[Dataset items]
^^^^^^^^^^^^^^^^

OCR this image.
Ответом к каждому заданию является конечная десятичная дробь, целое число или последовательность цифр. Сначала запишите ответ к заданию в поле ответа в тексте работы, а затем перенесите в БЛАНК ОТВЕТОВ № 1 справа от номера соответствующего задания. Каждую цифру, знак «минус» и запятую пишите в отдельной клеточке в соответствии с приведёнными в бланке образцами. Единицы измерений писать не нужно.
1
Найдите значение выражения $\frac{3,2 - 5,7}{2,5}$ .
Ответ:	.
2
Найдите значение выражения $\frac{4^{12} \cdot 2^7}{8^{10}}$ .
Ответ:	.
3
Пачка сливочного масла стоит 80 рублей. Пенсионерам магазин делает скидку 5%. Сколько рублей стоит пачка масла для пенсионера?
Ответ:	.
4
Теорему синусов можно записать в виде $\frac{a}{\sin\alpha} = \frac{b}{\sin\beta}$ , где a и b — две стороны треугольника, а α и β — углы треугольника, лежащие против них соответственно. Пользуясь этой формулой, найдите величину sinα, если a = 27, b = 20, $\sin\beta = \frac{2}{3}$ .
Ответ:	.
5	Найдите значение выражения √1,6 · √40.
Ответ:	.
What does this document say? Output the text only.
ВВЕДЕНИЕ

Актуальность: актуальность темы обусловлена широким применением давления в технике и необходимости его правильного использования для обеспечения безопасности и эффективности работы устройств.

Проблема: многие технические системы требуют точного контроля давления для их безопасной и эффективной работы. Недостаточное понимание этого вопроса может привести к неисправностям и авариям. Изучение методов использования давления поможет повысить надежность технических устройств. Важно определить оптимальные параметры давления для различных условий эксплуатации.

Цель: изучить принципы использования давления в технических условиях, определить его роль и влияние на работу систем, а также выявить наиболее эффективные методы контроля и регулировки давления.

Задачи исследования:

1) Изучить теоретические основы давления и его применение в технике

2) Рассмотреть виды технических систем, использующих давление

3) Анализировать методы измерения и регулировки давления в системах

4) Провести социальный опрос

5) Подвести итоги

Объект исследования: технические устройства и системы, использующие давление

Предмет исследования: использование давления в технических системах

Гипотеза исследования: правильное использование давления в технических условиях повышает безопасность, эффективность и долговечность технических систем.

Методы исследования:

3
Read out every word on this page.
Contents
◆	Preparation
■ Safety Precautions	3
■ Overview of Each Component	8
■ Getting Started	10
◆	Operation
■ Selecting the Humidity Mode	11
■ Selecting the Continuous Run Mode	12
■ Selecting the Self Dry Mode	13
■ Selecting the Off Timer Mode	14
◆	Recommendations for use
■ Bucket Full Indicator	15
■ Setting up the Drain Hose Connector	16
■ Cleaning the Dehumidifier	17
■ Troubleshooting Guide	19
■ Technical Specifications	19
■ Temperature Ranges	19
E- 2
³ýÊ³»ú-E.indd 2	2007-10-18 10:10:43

^^^^^^^^^^^^^^^^

Only a number is needed: how many lines of the material above contain "технике"?

2